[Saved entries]
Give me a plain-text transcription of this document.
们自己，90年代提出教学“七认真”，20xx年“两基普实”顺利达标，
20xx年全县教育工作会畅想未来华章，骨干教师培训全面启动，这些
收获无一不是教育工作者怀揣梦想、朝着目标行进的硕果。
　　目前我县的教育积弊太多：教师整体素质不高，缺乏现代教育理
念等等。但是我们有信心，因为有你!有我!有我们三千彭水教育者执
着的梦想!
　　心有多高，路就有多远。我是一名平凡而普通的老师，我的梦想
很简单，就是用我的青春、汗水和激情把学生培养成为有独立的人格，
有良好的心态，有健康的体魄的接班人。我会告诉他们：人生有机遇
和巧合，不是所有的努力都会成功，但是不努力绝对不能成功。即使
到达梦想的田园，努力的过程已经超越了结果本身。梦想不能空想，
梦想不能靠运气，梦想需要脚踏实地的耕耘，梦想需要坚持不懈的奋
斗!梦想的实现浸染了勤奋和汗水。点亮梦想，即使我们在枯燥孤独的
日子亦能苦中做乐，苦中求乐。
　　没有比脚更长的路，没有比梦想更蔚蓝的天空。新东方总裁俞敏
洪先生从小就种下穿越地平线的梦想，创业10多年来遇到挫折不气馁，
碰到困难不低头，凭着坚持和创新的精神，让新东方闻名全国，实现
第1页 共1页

* _Requirement_: Reproduce each line verbatim.

* _Solution to this problem_:
Give me a plain-text transcription of this document.
们自己，90年代提出教学“七认真”，20xx年“两基普实”顺利达标，
20xx年全县教育工作会畅想未来华章，骨干教师培训全面启动，这些
收获无一不是教育工作者怀揣梦想、朝着目标行进的硕果。
　　目前我县的教育积弊太多：教师整体素质不高，缺乏现代教育理
念等等。但是我们有信心，因为有你!有我!有我们三千彭水教育者执
着的梦想!
　　心有多高，路就有多远。我是一名平凡而普通的老师，我的梦想
很简单，就是用我的青春、汗水和激情把学生培养成为有独立的人格，
有良好的心态，有健康的体魄的接班人。我会告诉他们：人生有机遇
和巧合，不是所有的努力都会成功，但是不努力绝对不能成功。即使
到达梦想的田园，努力的过程已经超越了结果本身。梦想不能空想，
梦想不能靠运气，梦想需要脚踏实地的耕耘，梦想需要坚持不懈的奋
斗!梦想的实现浸染了勤奋和汗水。点亮梦想，即使我们在枯燥孤独的
日子亦能苦中做乐，苦中求乐。
　　没有比脚更长的路，没有比梦想更蔚蓝的天空。新东方总裁俞敏
洪先生从小就种下穿越地平线的梦想，创业10多年来遇到挫折不气馁，
碰到困难不低头，凭着坚持和创新的精神，让新东方闻名全国，实现
第1页 共1页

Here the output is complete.